> [WHAT YOU SHOULD DO]:
Give back the full listing, character for character, with no pictures.

-- begin --

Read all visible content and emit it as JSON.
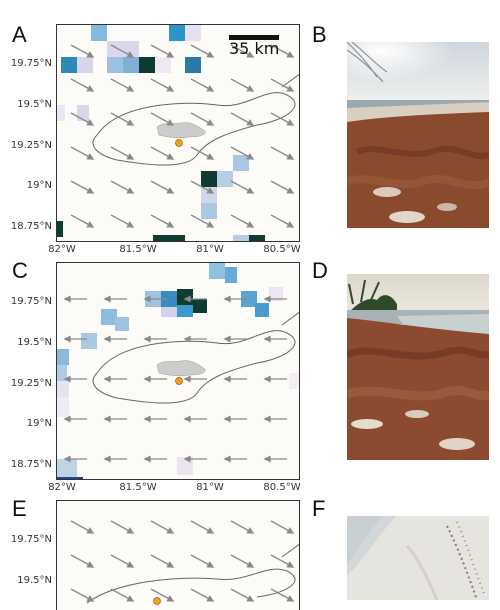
{
  "panels": {
    "A": {
      "letter": "A",
      "arrow_dir": "southeast",
      "land_colors": [
        "#2f8fbf",
        "#0e3c33"
      ]
    },
    "B": {
      "letter": "B",
      "scene": "beach with sargassum accumulation"
    },
    "C": {
      "letter": "C",
      "arrow_dir": "west",
      "land_colors": [
        "#5aa8d6",
        "#0e3c33"
      ]
    },
    "D": {
      "letter": "D",
      "scene": "beach with sargassum accumulation"
    },
    "E": {
      "letter": "E",
      "arrow_dir": "southeast"
    },
    "F": {
      "letter": "F",
      "scene": "clean sandy beach"
    }
  },
  "scale_bar": {
    "label": "35 km"
  },
  "y_ticks": [
    "19.75°N",
    "19.5°N",
    "19.25°N",
    "19°N",
    "18.75°N"
  ],
  "x_ticks": [
    "82°W",
    "81.5°W",
    "81°W",
    "80.5°W"
  ],
  "colors": {
    "frame": "#333333",
    "map_bg": "#fdfbf8",
    "arrow": "#8a8a8a",
    "island": "#cccccc",
    "marker": "#f0a020",
    "contour": "#666666"
  }
}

-- end --

> [FULL ANSWER]:
Read all visible content and emit it as JSON.
{
  "panels": {
    "A": {
      "letter": "A",
      "arrow_dir": "southeast",
      "land_colors": [
        "#2f8fbf",
        "#0e3c33"
      ]
    },
    "B": {
      "letter": "B",
      "scene": "beach with sargassum accumulation"
    },
    "C": {
      "letter": "C",
      "arrow_dir": "west",
      "land_colors": [
        "#5aa8d6",
        "#0e3c33"
      ]
    },
    "D": {
      "letter": "D",
      "scene": "beach with sargassum accumulation"
    },
    "E": {
      "letter": "E",
      "arrow_dir": "southeast"
    },
    "F": {
      "letter": "F",
      "scene": "clean sandy beach"
    }
  },
  "scale_bar": {
    "label": "35 km"
  },
  "y_ticks": [
    "19.75°N",
    "19.5°N",
    "19.25°N",
    "19°N",
    "18.75°N"
  ],
  "x_ticks": [
    "82°W",
    "81.5°W",
    "81°W",
    "80.5°W"
  ],
  "colors": {
    "frame": "#333333",
    "map_bg": "#fdfbf8",
    "arrow": "#8a8a8a",
    "island": "#cccccc",
    "marker": "#f0a020",
    "contour": "#666666"
  }
}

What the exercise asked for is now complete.